--- BEGIN RAW DATA ---

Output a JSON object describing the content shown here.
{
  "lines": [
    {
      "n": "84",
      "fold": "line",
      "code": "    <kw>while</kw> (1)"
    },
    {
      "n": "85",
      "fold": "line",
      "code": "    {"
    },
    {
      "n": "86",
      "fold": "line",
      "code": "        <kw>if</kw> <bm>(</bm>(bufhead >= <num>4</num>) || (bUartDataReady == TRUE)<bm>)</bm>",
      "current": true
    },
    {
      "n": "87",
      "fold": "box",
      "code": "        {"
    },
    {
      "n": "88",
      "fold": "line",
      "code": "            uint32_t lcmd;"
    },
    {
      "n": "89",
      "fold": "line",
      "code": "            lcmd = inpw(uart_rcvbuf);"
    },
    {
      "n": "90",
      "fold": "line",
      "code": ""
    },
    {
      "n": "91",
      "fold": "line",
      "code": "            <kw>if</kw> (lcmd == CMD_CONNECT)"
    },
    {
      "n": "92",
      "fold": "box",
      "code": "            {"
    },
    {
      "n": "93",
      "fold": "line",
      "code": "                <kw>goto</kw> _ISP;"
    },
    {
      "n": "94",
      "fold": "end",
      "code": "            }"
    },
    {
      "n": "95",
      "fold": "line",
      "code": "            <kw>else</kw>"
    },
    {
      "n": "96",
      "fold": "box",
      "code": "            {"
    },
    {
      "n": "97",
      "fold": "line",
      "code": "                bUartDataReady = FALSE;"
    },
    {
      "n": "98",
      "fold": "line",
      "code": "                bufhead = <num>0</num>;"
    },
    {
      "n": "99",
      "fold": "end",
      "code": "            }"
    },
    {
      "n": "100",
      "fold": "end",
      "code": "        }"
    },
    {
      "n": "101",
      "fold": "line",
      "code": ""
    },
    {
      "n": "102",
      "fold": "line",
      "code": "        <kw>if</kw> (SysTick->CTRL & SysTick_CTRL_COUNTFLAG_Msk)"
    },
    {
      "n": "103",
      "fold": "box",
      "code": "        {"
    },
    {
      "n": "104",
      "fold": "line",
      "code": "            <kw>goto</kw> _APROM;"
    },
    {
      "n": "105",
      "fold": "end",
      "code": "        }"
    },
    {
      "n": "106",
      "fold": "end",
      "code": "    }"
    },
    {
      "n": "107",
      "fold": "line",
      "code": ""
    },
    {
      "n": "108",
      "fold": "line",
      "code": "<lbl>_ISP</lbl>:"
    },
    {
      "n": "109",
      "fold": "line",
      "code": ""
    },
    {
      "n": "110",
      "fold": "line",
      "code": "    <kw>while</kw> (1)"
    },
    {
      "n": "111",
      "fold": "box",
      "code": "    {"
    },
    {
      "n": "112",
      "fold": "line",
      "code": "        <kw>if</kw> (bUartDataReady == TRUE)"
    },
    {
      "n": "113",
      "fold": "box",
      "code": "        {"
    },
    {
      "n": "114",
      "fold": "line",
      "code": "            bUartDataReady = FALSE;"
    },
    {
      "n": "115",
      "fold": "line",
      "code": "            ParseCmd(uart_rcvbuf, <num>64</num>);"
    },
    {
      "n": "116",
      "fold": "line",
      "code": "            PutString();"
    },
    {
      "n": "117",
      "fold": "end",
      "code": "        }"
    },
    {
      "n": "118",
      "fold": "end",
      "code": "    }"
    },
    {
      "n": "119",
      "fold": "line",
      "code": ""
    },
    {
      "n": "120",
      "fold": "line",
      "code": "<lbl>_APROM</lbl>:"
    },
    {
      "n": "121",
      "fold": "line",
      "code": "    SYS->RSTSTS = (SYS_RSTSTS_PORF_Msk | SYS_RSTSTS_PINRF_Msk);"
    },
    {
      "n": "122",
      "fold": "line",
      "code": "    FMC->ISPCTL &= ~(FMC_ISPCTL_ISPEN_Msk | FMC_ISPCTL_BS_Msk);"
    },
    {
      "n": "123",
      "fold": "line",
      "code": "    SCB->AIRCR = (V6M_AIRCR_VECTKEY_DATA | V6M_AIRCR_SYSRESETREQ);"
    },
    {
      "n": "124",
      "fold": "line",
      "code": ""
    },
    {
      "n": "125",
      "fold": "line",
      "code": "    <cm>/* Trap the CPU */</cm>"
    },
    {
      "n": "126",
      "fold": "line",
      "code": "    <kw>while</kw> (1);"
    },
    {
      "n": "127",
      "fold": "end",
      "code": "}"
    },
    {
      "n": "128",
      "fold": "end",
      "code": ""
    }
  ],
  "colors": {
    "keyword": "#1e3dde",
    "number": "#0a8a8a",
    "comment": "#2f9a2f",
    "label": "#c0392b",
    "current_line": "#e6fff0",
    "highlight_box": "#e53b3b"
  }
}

--- END RAW DATA ---

* _DIRECTIVE_
Identify the lines in the entries that hold "goto" and return each one.

* _THE OUTPUT_
      "code": "                <kw>goto</kw> _ISP;"
      "code": "            <kw>goto</kw> _APROM;"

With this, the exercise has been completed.